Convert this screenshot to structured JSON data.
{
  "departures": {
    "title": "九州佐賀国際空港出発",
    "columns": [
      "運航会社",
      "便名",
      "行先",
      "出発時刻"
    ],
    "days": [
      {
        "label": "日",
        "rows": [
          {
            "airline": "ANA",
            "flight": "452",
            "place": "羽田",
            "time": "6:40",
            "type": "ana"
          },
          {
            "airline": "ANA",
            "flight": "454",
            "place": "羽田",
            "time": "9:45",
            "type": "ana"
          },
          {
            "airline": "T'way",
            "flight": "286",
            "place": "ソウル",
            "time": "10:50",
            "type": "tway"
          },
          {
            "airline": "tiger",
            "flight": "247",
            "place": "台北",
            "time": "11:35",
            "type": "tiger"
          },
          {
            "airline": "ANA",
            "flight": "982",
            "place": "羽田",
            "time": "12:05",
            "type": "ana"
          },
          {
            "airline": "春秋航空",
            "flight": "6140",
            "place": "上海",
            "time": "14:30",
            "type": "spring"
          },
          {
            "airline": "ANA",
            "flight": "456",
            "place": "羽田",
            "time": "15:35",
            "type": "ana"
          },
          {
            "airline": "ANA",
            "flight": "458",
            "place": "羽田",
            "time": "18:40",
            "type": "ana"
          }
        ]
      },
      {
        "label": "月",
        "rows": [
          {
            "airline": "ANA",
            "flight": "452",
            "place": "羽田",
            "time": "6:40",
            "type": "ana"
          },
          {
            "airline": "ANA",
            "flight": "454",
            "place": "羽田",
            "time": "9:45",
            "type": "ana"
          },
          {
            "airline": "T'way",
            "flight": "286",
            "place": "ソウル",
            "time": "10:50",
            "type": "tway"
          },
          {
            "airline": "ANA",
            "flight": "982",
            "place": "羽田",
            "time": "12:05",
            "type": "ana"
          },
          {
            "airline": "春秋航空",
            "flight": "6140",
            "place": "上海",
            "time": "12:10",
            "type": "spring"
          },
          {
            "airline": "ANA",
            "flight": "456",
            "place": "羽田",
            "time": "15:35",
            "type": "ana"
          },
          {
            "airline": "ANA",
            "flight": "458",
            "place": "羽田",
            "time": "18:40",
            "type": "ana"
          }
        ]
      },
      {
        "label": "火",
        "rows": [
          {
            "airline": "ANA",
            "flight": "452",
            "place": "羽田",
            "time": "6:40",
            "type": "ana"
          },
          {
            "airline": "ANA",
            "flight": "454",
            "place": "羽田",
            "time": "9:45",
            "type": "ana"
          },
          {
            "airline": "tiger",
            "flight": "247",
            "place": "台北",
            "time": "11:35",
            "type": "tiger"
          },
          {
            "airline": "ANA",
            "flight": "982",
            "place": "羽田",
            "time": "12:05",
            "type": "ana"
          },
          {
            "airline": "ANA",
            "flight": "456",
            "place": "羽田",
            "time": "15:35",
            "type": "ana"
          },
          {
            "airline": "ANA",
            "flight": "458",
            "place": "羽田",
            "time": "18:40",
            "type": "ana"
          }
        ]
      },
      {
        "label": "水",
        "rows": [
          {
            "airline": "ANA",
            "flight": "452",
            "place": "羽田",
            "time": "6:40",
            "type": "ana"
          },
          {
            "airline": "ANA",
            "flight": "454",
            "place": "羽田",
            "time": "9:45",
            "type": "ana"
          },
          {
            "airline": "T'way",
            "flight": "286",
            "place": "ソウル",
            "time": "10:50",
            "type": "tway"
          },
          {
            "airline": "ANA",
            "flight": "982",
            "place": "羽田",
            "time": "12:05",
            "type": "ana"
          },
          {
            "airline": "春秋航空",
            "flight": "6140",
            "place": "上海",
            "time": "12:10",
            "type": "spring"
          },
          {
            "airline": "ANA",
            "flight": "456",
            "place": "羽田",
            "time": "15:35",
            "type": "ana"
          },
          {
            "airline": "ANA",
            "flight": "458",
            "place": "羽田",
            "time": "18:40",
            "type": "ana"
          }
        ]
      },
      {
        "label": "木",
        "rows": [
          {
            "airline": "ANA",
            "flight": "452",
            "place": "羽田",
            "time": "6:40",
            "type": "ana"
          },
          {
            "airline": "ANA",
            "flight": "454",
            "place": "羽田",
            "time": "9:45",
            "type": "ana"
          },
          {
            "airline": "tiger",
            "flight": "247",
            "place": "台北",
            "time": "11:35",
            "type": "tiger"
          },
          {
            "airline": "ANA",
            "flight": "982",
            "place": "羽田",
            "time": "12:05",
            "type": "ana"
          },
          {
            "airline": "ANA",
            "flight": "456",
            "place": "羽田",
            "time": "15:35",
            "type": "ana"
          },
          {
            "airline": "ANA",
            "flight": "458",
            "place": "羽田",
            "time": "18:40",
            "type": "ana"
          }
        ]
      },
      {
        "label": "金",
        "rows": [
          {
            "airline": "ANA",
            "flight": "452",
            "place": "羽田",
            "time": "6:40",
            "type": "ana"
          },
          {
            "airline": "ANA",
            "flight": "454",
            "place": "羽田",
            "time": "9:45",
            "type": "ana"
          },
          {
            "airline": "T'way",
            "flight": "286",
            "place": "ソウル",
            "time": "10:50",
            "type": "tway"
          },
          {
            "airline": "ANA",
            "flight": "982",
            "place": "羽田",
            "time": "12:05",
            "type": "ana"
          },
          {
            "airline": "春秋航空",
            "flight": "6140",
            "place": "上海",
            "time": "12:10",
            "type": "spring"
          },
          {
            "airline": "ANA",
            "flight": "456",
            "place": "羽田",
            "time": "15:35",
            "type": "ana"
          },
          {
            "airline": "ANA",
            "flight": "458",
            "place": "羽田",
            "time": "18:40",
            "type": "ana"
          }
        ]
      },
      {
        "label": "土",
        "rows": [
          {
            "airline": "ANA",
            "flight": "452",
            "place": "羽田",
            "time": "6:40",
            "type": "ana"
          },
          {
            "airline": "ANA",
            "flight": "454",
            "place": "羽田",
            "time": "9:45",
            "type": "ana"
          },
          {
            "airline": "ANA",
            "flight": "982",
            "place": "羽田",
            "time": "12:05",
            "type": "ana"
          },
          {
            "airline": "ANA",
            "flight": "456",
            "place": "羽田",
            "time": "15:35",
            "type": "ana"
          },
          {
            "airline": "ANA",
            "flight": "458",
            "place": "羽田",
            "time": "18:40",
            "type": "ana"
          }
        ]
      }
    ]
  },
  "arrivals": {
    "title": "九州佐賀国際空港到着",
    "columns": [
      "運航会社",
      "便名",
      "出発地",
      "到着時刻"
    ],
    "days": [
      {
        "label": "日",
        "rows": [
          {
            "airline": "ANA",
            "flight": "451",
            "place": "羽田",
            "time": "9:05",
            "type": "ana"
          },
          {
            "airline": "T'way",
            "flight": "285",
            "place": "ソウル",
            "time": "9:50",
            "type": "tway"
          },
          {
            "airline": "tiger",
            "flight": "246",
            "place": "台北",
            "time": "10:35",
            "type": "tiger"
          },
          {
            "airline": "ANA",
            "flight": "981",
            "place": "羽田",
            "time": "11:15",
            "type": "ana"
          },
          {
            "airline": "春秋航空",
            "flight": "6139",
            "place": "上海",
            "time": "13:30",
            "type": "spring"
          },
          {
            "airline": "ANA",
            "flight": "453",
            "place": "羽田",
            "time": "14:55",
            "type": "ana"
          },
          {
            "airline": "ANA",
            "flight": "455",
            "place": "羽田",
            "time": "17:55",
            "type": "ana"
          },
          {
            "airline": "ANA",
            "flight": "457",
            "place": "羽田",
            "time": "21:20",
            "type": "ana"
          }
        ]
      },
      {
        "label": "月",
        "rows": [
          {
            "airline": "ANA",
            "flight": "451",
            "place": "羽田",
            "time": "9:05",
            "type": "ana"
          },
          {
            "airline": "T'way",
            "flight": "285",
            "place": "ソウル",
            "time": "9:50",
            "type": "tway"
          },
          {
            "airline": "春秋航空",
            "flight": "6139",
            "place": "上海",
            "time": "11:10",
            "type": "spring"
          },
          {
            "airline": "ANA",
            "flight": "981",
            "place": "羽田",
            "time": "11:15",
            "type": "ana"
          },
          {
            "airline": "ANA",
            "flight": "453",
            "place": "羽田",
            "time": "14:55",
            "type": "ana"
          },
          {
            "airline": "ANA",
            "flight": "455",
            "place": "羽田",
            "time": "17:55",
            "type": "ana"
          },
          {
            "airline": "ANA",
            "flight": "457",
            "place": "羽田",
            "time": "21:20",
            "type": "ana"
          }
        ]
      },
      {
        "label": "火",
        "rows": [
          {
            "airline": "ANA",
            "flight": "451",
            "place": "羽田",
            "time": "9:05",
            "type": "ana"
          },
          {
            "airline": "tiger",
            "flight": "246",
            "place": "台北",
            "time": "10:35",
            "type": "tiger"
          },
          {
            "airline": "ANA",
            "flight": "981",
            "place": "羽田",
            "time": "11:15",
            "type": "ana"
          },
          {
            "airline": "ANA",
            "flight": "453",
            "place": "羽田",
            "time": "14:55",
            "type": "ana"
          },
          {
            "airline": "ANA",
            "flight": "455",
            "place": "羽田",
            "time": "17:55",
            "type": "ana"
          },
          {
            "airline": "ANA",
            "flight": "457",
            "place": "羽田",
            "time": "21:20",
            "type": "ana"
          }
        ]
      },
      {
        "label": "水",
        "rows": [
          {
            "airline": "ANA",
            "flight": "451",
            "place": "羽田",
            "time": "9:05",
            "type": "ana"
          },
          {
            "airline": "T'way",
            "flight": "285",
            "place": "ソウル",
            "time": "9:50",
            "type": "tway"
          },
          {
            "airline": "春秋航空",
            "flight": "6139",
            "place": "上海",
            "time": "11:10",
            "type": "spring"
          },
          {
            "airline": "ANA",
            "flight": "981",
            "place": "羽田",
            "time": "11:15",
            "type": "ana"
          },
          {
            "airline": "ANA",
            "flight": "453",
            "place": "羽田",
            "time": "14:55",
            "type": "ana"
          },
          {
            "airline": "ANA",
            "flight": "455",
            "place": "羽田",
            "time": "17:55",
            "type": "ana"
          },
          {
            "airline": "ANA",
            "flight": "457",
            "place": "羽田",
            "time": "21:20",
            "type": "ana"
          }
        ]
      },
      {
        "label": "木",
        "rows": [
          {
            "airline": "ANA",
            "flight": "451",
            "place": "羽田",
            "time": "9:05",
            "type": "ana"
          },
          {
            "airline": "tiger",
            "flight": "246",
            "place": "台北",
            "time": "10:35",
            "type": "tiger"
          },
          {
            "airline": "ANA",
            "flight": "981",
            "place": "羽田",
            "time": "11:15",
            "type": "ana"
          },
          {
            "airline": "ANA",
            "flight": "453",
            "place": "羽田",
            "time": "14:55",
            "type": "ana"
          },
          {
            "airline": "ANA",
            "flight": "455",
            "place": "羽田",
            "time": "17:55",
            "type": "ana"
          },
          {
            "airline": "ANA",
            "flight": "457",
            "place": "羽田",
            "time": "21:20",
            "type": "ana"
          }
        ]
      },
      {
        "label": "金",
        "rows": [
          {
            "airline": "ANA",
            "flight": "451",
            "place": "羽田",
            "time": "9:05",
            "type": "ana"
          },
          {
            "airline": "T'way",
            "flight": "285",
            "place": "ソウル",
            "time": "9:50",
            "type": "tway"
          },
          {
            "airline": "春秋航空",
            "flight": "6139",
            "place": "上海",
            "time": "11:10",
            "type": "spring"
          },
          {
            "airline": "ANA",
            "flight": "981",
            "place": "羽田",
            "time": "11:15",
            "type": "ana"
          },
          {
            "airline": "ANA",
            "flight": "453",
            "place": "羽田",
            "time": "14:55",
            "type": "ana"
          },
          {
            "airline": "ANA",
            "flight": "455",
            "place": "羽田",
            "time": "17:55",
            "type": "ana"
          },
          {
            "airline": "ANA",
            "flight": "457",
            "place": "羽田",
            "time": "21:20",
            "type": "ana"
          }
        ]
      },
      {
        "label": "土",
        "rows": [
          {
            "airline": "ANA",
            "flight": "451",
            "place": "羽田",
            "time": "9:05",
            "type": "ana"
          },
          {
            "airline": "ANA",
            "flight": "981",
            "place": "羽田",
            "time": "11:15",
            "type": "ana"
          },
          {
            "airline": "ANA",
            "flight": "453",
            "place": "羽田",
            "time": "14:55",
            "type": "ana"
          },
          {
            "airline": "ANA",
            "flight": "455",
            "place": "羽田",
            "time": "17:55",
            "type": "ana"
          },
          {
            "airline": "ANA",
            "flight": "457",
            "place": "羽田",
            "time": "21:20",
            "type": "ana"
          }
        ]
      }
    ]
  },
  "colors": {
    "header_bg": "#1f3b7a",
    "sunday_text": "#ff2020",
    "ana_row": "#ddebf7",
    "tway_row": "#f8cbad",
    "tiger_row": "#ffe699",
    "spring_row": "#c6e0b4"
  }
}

Exercise details – Some lines of the records may hold the word "title". How many do? Answer with a number and nothing else.

Worked solution – 2